Stored entries
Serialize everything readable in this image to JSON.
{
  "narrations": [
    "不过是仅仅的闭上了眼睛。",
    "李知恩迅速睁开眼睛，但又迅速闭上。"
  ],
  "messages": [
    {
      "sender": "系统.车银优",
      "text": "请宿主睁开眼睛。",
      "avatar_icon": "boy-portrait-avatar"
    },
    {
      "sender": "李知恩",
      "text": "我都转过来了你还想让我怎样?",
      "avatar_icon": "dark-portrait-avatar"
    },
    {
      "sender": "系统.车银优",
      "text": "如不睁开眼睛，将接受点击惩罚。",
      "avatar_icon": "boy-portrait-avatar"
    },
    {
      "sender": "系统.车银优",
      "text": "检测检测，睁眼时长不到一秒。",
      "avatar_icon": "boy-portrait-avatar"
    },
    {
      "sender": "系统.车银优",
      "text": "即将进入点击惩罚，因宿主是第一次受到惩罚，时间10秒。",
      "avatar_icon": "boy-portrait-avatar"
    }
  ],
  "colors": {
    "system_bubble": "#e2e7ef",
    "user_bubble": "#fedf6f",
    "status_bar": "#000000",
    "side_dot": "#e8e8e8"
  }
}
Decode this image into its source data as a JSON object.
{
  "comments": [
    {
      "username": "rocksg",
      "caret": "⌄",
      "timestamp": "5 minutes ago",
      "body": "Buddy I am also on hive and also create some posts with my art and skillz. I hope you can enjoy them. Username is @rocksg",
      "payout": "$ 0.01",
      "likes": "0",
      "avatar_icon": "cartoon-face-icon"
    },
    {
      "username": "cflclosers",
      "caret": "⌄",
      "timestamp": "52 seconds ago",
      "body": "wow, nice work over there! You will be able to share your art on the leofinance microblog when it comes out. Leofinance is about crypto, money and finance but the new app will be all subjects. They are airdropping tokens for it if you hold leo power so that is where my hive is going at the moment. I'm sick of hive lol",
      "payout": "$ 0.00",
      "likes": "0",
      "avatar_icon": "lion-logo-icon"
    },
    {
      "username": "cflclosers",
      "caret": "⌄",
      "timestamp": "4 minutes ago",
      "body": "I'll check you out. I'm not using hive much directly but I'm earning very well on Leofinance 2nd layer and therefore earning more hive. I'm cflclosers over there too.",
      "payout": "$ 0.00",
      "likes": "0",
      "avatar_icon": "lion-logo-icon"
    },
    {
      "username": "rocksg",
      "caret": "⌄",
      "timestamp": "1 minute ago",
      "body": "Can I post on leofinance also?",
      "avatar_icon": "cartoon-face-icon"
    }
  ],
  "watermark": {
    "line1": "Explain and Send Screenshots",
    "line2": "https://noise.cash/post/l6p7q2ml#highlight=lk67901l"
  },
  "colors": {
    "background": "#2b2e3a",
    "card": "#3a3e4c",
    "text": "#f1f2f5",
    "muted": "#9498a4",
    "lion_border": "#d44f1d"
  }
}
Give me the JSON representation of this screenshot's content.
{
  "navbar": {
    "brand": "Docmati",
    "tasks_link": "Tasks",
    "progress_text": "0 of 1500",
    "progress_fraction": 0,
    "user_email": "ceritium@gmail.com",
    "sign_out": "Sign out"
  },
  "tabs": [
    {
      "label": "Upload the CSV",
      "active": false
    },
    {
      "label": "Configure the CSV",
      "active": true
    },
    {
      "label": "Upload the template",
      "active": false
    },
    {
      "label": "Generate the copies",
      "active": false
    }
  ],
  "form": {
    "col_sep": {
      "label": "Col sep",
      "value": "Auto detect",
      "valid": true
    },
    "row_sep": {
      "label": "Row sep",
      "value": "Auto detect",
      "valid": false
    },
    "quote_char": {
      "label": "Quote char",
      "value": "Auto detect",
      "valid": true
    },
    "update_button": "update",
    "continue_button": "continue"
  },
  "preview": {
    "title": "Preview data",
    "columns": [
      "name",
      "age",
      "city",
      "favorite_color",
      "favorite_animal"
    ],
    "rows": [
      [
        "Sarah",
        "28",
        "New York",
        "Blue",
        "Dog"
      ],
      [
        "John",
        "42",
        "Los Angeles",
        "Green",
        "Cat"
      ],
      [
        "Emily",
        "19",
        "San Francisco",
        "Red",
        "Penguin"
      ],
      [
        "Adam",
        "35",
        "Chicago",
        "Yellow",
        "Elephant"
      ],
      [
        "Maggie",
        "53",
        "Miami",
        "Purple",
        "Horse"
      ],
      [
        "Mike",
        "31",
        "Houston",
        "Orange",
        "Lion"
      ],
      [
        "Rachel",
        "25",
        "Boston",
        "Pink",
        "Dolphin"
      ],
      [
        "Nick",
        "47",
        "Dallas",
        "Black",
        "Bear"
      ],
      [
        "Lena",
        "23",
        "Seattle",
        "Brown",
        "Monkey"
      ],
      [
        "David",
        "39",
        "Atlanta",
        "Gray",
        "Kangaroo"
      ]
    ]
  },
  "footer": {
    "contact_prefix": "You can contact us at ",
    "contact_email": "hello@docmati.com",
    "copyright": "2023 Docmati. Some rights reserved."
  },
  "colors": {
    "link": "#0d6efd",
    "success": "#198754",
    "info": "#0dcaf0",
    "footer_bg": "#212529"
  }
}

(SET EXERCISE) Return all of the data word for word.

(OUTPUT FOR THIS EXERCISE)
Serialize everything readable in this image to JSON.
{
  "narrations": [
    "不过是仅仅的闭上了眼睛。",
    "李知恩迅速睁开眼睛，但又迅速闭上。"
  ],
  "messages": [
    {
      "sender": "系统.车银优",
      "text": "请宿主睁开眼睛。",
      "avatar_icon": "boy-portrait-avatar"
    },
    {
      "sender": "李知恩",
      "text": "我都转过来了你还想让我怎样?",
      "avatar_icon": "dark-portrait-avatar"
    },
    {
      "sender": "系统.车银优",
      "text": "如不睁开眼睛，将接受点击惩罚。",
      "avatar_icon": "boy-portrait-avatar"
    },
    {
      "sender": "系统.车银优",
      "text": "检测检测，睁眼时长不到一秒。",
      "avatar_icon": "boy-portrait-avatar"
    },
    {
      "sender": "系统.车银优",
      "text": "即将进入点击惩罚，因宿主是第一次受到惩罚，时间10秒。",
      "avatar_icon": "boy-portrait-avatar"
    }
  ],
  "colors": {
    "system_bubble": "#e2e7ef",
    "user_bubble": "#fedf6f",
    "status_bar": "#000000",
    "side_dot": "#e8e8e8"
  }
}
Decode this image into its source data as a JSON object.
{
  "comments": [
    {
      "username": "rocksg",
      "caret": "⌄",
      "timestamp": "5 minutes ago",
      "body": "Buddy I am also on hive and also create some posts with my art and skillz. I hope you can enjoy them. Username is @rocksg",
      "payout": "$ 0.01",
      "likes": "0",
      "avatar_icon": "cartoon-face-icon"
    },
    {
      "username": "cflclosers",
      "caret": "⌄",
      "timestamp": "52 seconds ago",
      "body": "wow, nice work over there! You will be able to share your art on the leofinance microblog when it comes out. Leofinance is about crypto, money and finance but the new app will be all subjects. They are airdropping tokens for it if you hold leo power so that is where my hive is going at the moment. I'm sick of hive lol",
      "payout": "$ 0.00",
      "likes": "0",
      "avatar_icon": "lion-logo-icon"
    },
    {
      "username": "cflclosers",
      "caret": "⌄",
      "timestamp": "4 minutes ago",
      "body": "I'll check you out. I'm not using hive much directly but I'm earning very well on Leofinance 2nd layer and therefore earning more hive. I'm cflclosers over there too.",
      "payout": "$ 0.00",
      "likes": "0",
      "avatar_icon": "lion-logo-icon"
    },
    {
      "username": "rocksg",
      "caret": "⌄",
      "timestamp": "1 minute ago",
      "body": "Can I post on leofinance also?",
      "avatar_icon": "cartoon-face-icon"
    }
  ],
  "watermark": {
    "line1": "Explain and Send Screenshots",
    "line2": "https://noise.cash/post/l6p7q2ml#highlight=lk67901l"
  },
  "colors": {
    "background": "#2b2e3a",
    "card": "#3a3e4c",
    "text": "#f1f2f5",
    "muted": "#9498a4",
    "lion_border": "#d44f1d"
  }
}
Give me the JSON representation of this screenshot's content.
{
  "navbar": {
    "brand": "Docmati",
    "tasks_link": "Tasks",
    "progress_text": "0 of 1500",
    "progress_fraction": 0,
    "user_email": "ceritium@gmail.com",
    "sign_out": "Sign out"
  },
  "tabs": [
    {
      "label": "Upload the CSV",
      "active": false
    },
    {
      "label": "Configure the CSV",
      "active": true
    },
    {
      "label": "Upload the template",
      "active": false
    },
    {
      "label": "Generate the copies",
      "active": false
    }
  ],
  "form": {
    "col_sep": {
      "label": "Col sep",
      "value": "Auto detect",
      "valid": true
    },
    "row_sep": {
      "label": "Row sep",
      "value": "Auto detect",
      "valid": false
    },
    "quote_char": {
      "label": "Quote char",
      "value": "Auto detect",
      "valid": true
    },
    "update_button": "update",
    "continue_button": "continue"
  },
  "preview": {
    "title": "Preview data",
    "columns": [
      "name",
      "age",
      "city",
      "favorite_color",
      "favorite_animal"
    ],
    "rows": [
      [
        "Sarah",
        "28",
        "New York",
        "Blue",
        "Dog"
      ],
      [
        "John",
        "42",
        "Los Angeles",
        "Green",
        "Cat"
      ],
      [
        "Emily",
        "19",
        "San Francisco",
        "Red",
        "Penguin"
      ],
      [
        "Adam",
        "35",
        "Chicago",
        "Yellow",
        "Elephant"
      ],
      [
        "Maggie",
        "53",
        "Miami",
        "Purple",
        "Horse"
      ],
      [
        "Mike",
        "31",
        "Houston",
        "Orange",
        "Lion"
      ],
      [
        "Rachel",
        "25",
        "Boston",
        "Pink",
        "Dolphin"
      ],
      [
        "Nick",
        "47",
        "Dallas",
        "Black",
        "Bear"
      ],
      [
        "Lena",
        "23",
        "Seattle",
        "Brown",
        "Monkey"
      ],
      [
        "David",
        "39",
        "Atlanta",
        "Gray",
        "Kangaroo"
      ]
    ]
  },
  "footer": {
    "contact_prefix": "You can contact us at ",
    "contact_email": "hello@docmati.com",
    "copyright": "2023 Docmati. Some rights reserved."
  },
  "colors": {
    "link": "#0d6efd",
    "success": "#198754",
    "info": "#0dcaf0",
    "footer_bg": "#212529"
  }
}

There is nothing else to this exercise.